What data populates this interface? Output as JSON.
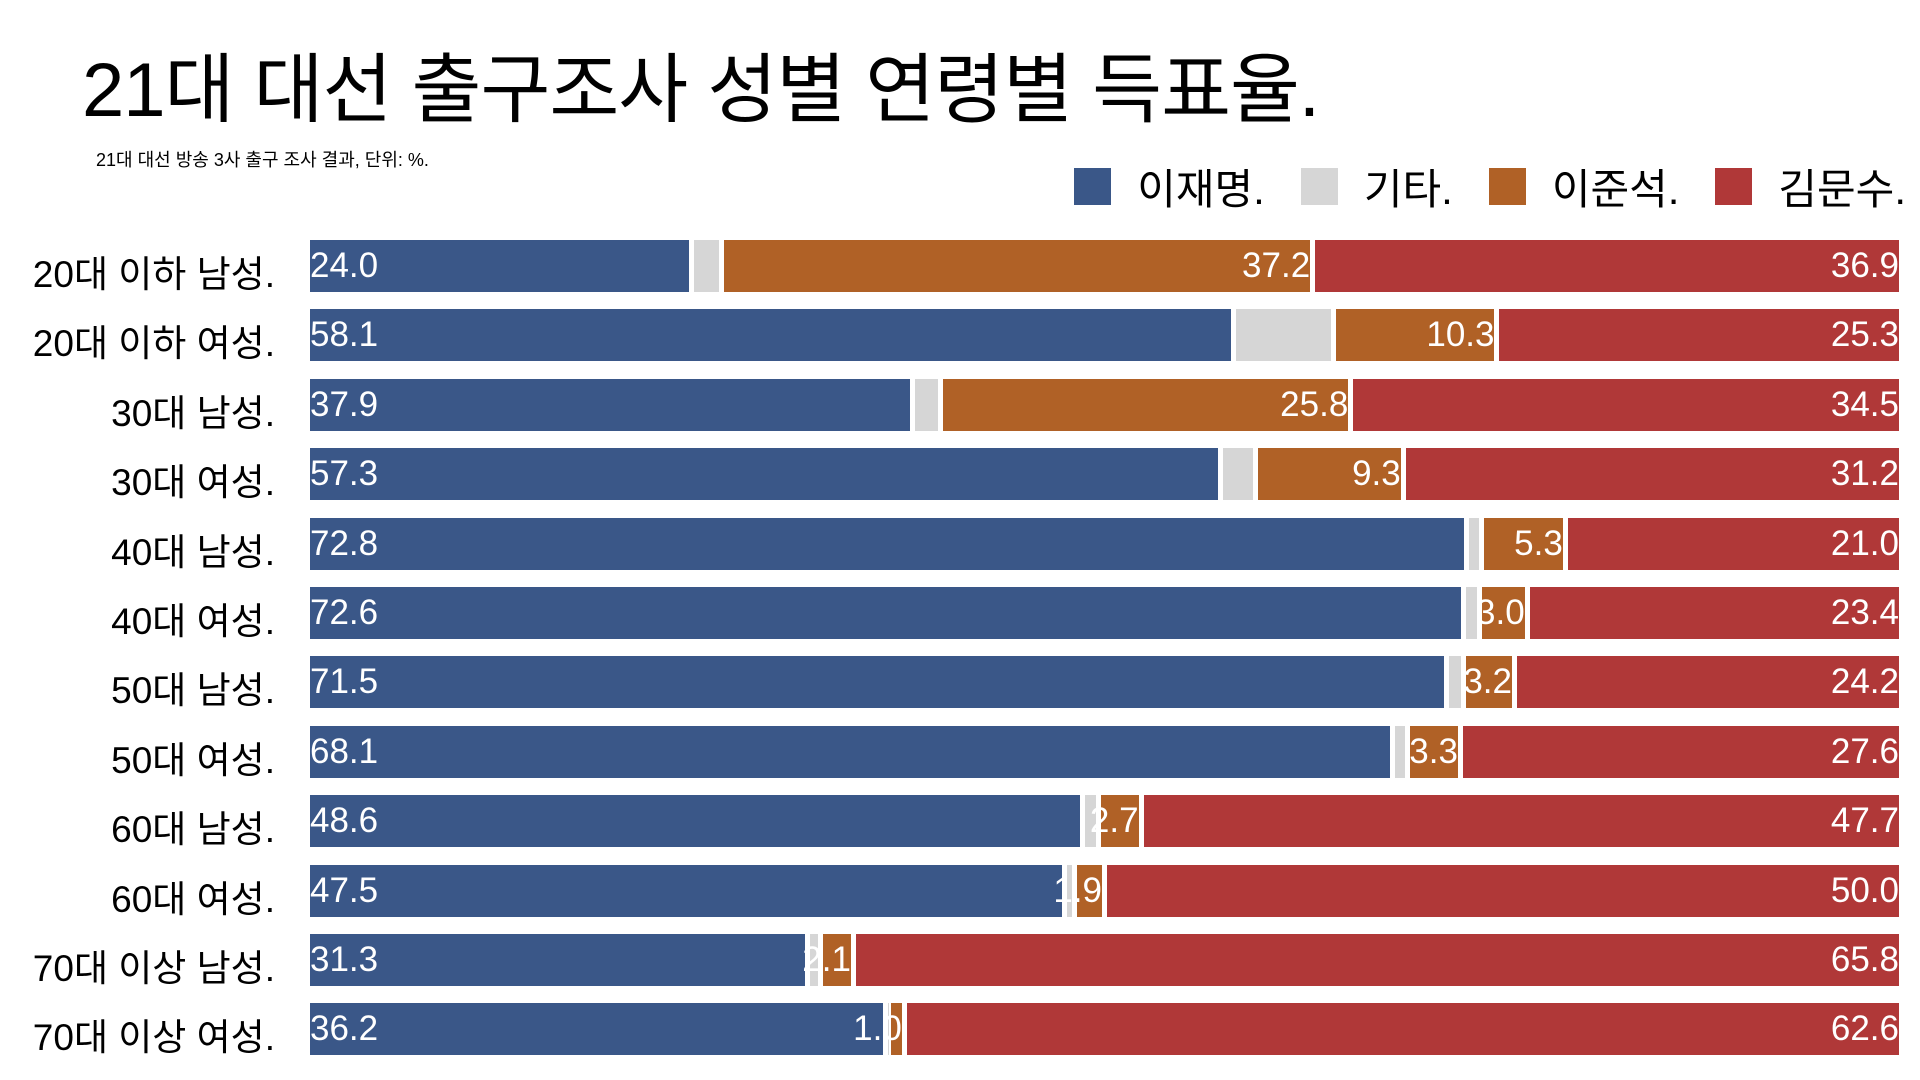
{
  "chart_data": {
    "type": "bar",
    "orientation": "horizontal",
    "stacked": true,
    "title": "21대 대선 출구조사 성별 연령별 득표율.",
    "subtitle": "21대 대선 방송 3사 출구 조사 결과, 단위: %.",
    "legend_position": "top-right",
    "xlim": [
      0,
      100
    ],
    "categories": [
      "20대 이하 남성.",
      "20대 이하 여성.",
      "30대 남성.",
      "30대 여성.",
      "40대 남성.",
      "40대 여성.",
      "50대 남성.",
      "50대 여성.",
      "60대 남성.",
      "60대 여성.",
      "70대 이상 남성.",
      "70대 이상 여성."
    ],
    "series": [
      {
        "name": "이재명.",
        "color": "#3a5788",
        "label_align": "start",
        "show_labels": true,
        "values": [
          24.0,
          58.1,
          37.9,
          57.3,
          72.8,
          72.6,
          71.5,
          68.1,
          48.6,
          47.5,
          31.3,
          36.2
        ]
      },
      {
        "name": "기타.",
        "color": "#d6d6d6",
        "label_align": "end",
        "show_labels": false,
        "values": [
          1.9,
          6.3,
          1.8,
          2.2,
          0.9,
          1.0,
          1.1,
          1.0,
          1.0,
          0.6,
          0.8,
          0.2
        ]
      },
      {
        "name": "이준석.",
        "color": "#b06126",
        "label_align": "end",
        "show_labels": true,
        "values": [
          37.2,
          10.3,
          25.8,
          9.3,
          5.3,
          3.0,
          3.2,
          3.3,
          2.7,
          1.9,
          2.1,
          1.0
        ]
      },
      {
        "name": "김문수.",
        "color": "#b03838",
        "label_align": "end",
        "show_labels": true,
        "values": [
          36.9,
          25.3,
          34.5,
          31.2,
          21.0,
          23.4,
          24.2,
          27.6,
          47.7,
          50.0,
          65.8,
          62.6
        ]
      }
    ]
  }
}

+++

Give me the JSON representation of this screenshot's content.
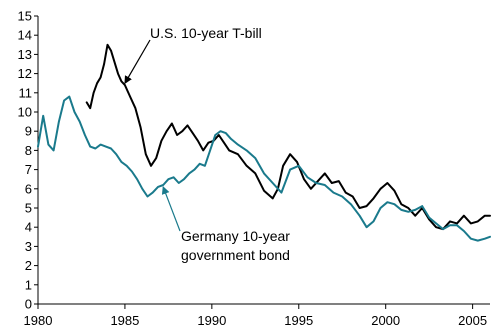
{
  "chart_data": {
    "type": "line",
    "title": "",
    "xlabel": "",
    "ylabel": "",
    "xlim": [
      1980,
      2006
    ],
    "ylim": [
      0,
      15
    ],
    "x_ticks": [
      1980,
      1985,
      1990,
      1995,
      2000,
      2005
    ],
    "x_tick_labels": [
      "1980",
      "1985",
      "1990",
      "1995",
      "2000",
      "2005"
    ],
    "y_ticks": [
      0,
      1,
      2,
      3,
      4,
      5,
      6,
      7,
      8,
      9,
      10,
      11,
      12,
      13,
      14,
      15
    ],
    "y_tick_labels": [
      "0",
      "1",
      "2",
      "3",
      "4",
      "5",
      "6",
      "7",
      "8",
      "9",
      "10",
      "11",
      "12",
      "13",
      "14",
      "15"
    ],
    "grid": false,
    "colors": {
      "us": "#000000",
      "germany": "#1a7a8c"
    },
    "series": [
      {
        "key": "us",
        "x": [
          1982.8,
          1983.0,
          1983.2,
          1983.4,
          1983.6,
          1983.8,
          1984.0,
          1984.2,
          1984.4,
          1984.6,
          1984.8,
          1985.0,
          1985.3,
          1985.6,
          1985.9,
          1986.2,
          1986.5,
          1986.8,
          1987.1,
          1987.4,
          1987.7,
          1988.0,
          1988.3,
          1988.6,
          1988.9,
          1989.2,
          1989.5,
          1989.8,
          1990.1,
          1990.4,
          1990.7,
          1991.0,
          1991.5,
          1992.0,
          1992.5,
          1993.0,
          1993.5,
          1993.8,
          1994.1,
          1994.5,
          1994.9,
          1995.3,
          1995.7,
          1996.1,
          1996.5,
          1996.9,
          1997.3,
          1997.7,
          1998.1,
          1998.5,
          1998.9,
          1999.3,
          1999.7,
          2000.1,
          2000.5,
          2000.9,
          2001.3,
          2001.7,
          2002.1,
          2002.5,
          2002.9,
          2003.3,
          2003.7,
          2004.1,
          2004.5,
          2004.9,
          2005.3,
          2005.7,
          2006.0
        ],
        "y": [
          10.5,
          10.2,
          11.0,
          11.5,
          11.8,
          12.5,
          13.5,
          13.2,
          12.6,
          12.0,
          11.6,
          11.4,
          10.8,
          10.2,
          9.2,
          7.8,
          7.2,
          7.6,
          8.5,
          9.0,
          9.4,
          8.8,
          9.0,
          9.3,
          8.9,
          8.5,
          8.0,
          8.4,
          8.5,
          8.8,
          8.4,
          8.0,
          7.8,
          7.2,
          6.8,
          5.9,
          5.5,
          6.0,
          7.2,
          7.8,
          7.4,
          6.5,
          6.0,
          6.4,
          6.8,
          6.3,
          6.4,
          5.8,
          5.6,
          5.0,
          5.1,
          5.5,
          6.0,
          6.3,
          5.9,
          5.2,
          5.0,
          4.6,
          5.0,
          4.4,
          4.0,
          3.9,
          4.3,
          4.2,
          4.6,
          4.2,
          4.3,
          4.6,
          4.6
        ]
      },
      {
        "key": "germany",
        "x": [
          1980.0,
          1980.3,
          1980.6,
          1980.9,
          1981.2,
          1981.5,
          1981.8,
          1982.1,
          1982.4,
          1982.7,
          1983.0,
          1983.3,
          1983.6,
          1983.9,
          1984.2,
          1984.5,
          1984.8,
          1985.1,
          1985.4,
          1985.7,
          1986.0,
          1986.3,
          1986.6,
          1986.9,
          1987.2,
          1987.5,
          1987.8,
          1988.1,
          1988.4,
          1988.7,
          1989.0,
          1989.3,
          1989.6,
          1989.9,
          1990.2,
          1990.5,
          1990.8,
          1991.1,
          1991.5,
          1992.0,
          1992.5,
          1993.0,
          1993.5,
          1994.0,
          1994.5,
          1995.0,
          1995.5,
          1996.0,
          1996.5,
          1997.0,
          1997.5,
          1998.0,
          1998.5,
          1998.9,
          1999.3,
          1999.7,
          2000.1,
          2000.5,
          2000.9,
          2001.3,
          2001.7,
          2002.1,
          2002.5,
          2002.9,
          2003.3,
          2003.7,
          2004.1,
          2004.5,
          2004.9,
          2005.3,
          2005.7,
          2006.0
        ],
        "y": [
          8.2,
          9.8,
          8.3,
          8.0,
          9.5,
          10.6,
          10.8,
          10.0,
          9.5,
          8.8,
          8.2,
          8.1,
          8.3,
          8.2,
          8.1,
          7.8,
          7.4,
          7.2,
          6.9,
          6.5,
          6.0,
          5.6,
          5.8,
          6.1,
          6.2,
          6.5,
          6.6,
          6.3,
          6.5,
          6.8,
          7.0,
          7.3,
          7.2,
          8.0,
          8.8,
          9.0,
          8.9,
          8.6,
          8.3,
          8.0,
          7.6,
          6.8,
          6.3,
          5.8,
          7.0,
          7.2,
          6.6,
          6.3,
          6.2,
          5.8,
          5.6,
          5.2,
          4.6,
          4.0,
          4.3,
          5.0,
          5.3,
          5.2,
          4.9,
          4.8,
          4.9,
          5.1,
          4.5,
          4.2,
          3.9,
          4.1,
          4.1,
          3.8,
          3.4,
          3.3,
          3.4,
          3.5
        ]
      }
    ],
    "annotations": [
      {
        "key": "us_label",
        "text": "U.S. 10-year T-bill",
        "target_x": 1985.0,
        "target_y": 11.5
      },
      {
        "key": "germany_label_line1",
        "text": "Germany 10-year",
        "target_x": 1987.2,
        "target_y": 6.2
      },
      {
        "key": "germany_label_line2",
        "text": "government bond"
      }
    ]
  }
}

+++

WHAT YOU NEED TO DO
Pick out the lines above containing the word "text", then copy them.

RESPONSE FOR THIS EXERCISE
        "text": "U.S. 10-year T-bill",
        "text": "Germany 10-year",
        "text": "government bond"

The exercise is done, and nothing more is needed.